Material supplied:
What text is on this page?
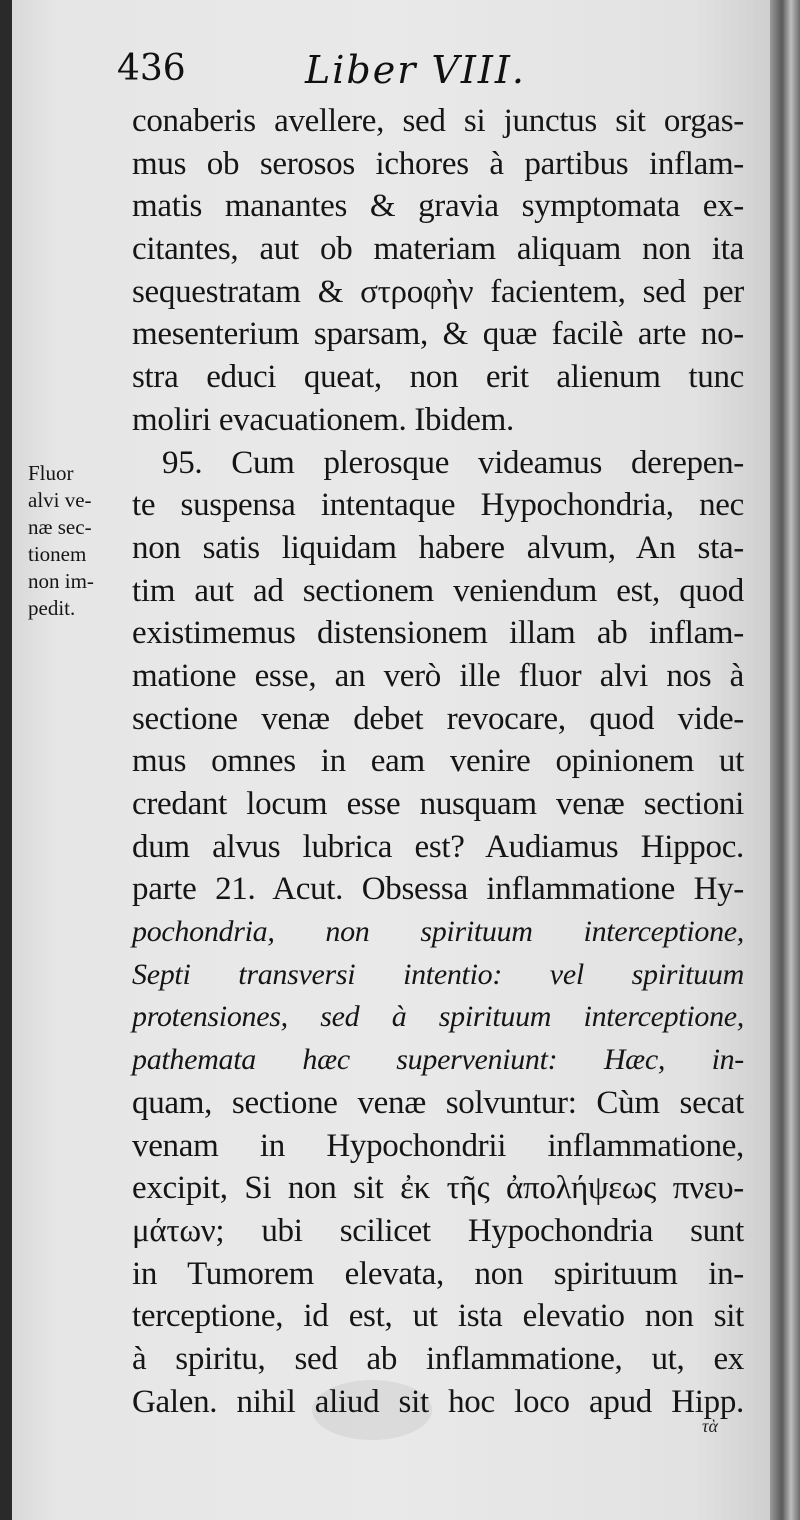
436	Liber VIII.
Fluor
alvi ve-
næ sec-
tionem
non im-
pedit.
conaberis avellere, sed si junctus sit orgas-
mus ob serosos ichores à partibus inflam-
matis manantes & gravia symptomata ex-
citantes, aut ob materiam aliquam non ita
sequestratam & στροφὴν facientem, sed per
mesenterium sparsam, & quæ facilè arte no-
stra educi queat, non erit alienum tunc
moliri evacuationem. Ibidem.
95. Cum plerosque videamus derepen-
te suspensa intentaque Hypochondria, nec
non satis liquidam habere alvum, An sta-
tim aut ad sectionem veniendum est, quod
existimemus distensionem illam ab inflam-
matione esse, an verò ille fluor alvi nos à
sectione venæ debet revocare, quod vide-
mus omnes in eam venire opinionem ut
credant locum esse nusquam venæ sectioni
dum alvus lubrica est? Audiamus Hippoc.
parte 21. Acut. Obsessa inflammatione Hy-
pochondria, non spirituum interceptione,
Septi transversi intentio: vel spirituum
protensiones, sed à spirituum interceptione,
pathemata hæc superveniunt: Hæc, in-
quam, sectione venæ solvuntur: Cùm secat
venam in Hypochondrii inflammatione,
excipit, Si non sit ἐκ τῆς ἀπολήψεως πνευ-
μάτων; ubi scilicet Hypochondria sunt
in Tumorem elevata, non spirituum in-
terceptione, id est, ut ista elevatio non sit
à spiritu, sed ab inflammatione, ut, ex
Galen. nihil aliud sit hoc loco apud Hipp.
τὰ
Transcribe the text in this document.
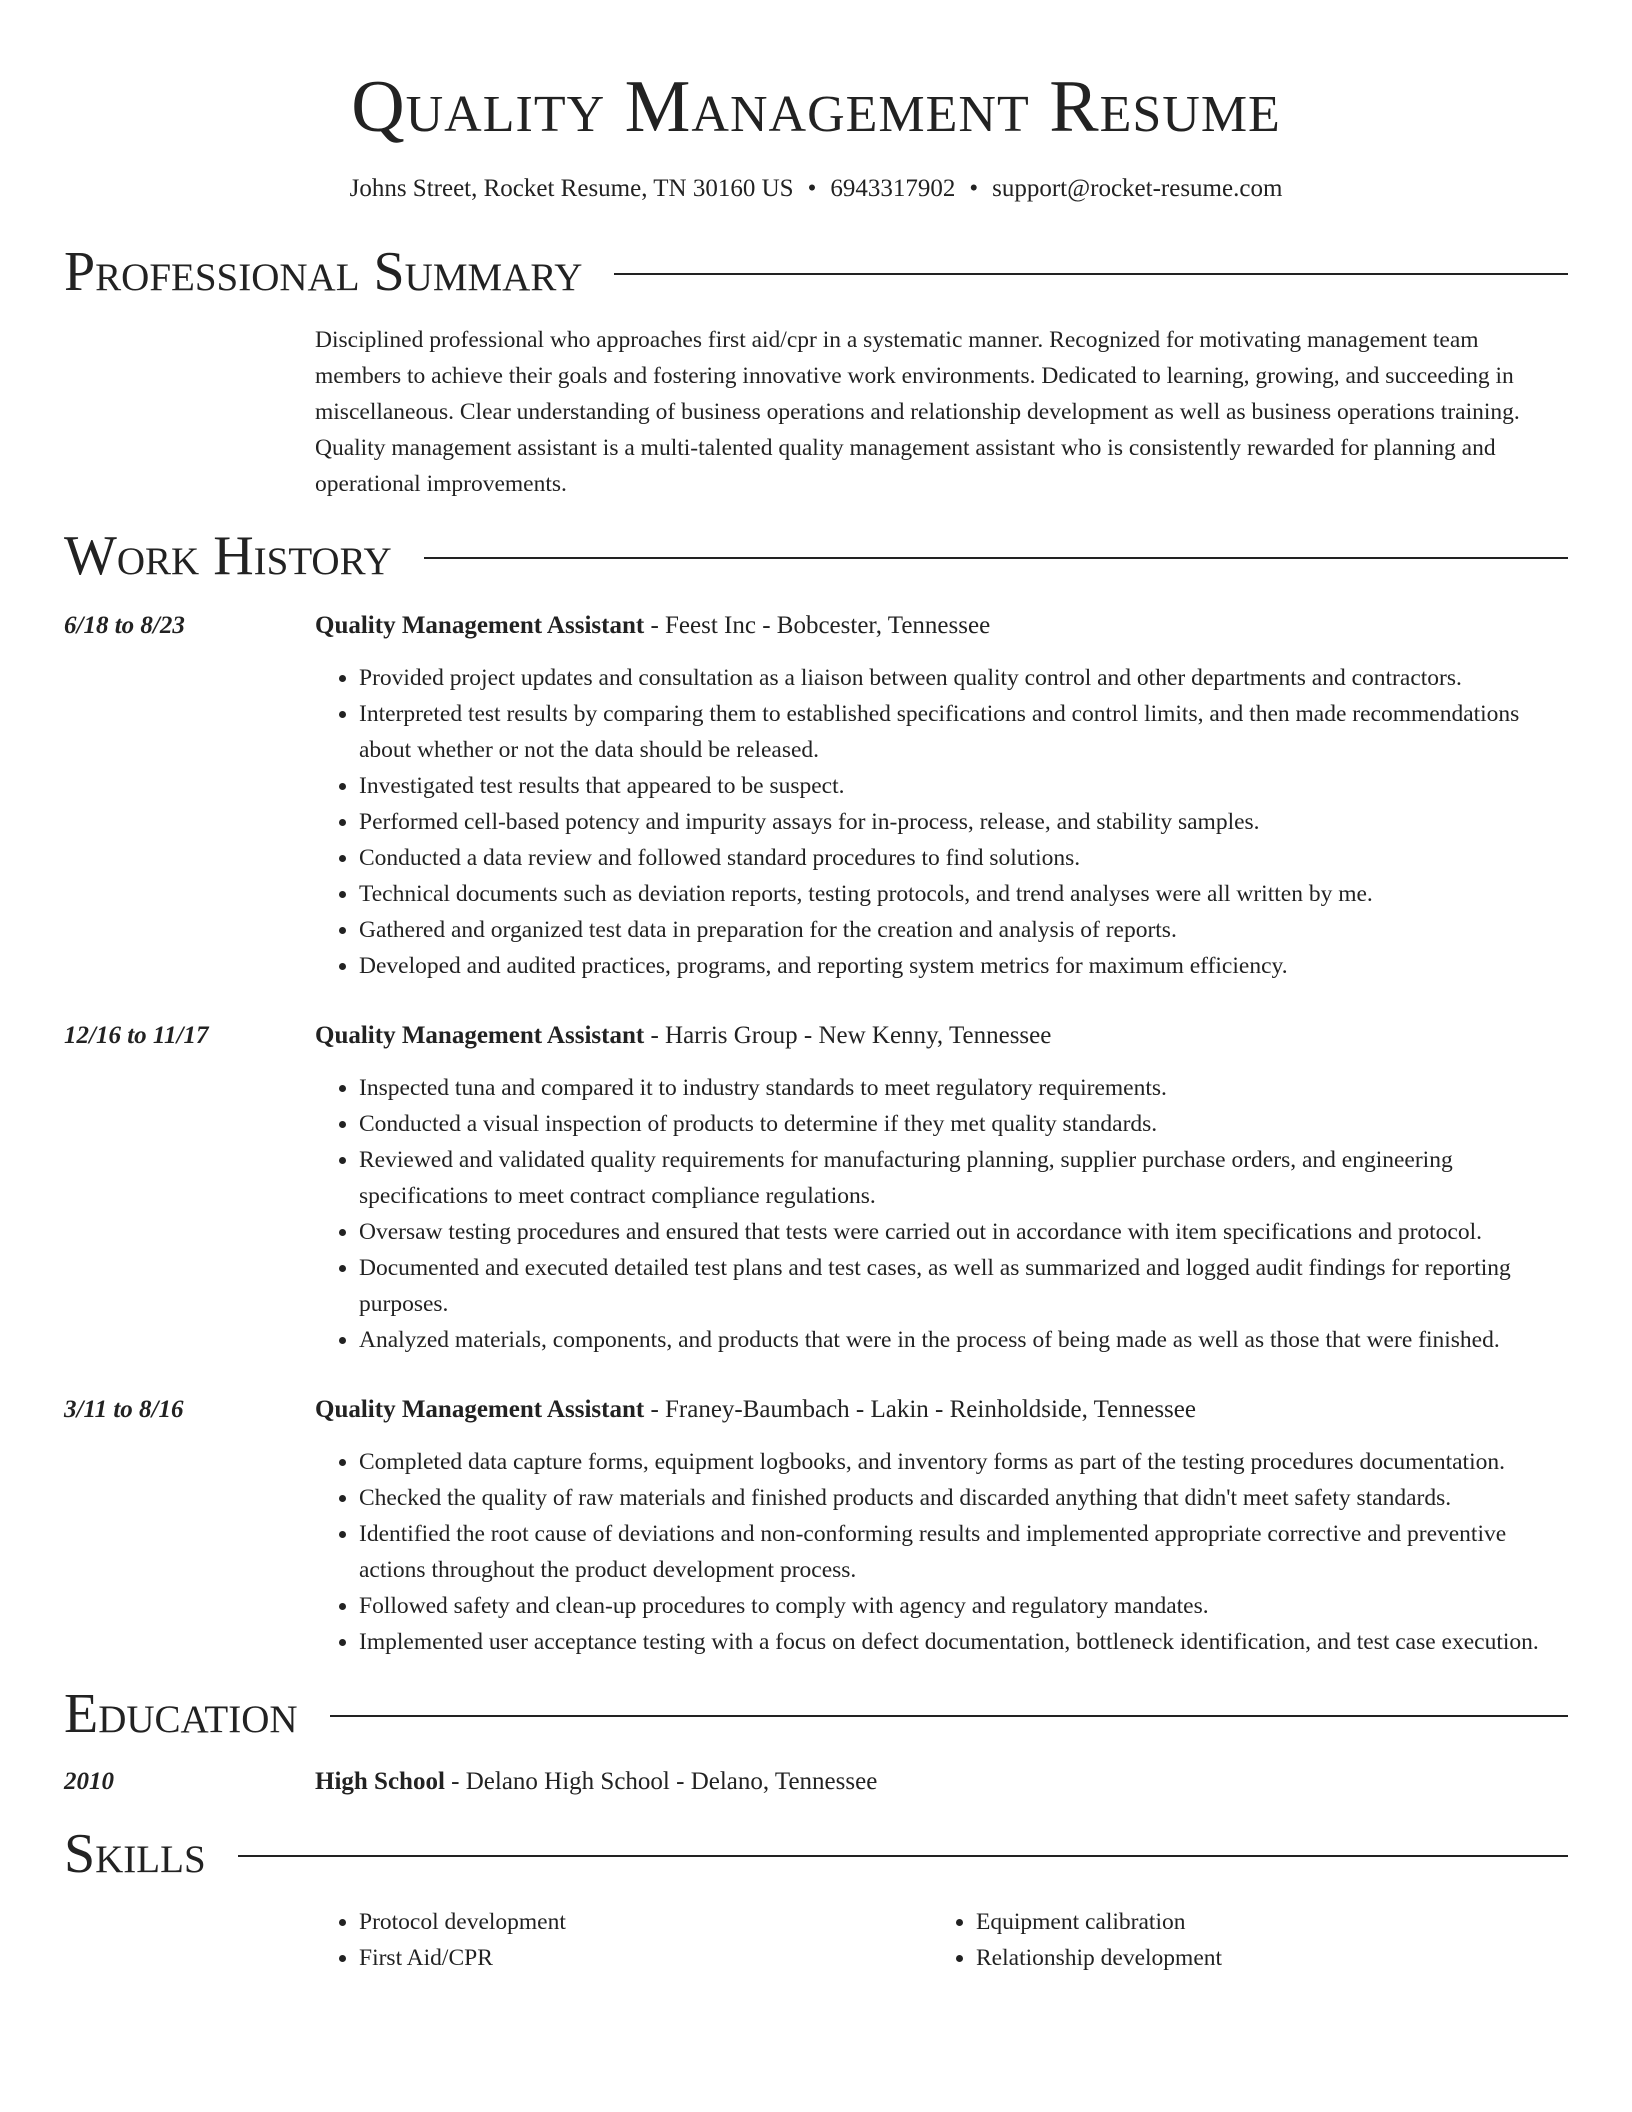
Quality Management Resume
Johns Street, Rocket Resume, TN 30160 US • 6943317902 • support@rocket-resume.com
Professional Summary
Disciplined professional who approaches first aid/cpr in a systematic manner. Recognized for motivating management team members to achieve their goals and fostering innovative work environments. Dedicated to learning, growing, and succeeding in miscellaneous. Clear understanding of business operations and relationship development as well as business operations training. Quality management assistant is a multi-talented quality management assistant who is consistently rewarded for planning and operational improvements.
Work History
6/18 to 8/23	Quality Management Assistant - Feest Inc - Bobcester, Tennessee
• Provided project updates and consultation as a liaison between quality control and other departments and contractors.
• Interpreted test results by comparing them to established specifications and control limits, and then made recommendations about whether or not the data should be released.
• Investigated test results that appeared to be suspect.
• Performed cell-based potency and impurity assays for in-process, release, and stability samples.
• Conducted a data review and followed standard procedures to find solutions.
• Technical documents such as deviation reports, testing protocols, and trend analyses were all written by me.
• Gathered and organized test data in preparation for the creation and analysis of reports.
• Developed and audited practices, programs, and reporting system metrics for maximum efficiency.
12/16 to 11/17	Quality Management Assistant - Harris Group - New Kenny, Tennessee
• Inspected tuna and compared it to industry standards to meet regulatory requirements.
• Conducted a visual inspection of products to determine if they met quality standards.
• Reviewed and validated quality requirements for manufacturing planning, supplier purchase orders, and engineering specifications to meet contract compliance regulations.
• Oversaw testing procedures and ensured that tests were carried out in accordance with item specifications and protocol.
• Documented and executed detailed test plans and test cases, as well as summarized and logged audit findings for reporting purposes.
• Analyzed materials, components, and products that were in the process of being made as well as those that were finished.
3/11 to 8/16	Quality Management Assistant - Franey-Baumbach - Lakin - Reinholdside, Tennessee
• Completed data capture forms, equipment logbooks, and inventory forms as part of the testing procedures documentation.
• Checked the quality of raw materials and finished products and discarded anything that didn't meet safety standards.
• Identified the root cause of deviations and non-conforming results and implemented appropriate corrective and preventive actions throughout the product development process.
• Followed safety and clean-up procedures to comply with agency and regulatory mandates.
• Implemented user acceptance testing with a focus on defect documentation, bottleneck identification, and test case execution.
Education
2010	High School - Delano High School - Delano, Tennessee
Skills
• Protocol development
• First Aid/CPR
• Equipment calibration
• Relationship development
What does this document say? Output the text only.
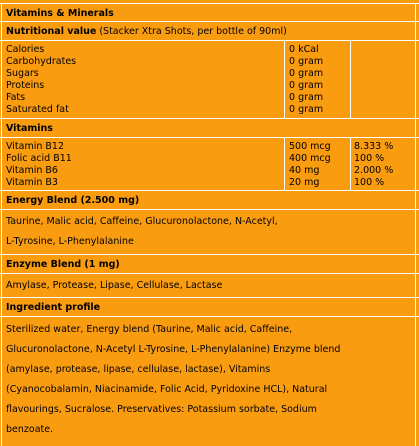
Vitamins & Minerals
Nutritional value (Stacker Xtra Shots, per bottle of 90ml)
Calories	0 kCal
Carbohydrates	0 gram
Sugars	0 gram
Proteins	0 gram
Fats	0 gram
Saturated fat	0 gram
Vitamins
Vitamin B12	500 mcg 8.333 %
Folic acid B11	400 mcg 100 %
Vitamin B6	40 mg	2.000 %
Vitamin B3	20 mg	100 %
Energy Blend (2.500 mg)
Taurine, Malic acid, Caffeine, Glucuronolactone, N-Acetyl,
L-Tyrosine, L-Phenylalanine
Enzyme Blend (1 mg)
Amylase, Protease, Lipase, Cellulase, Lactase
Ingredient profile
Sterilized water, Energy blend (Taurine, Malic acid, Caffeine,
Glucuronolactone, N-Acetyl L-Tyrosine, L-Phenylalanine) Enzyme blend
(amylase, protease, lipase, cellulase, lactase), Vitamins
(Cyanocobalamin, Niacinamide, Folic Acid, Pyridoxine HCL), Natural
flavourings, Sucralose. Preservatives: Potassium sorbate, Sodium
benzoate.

Your goal: Beginning at the line with "What does this" and ending at the last line of the listing above, retype each line exactly, including those two lines. Leave the pictures out.

Response to this exercise:
What does this document say? Output the text only.
Vitamins & Minerals
Nutritional value (Stacker Xtra Shots, per bottle of 90ml)
Calories	0 kCal
Carbohydrates	0 gram
Sugars	0 gram
Proteins	0 gram
Fats	0 gram
Saturated fat	0 gram
Vitamins
Vitamin B12	500 mcg 8.333 %
Folic acid B11	400 mcg 100 %
Vitamin B6	40 mg	2.000 %
Vitamin B3	20 mg	100 %
Energy Blend (2.500 mg)
Taurine, Malic acid, Caffeine, Glucuronolactone, N-Acetyl,
L-Tyrosine, L-Phenylalanine
Enzyme Blend (1 mg)
Amylase, Protease, Lipase, Cellulase, Lactase
Ingredient profile
Sterilized water, Energy blend (Taurine, Malic acid, Caffeine,
Glucuronolactone, N-Acetyl L-Tyrosine, L-Phenylalanine) Enzyme blend
(amylase, protease, lipase, cellulase, lactase), Vitamins
(Cyanocobalamin, Niacinamide, Folic Acid, Pyridoxine HCL), Natural
flavourings, Sucralose. Preservatives: Potassium sorbate, Sodium
benzoate.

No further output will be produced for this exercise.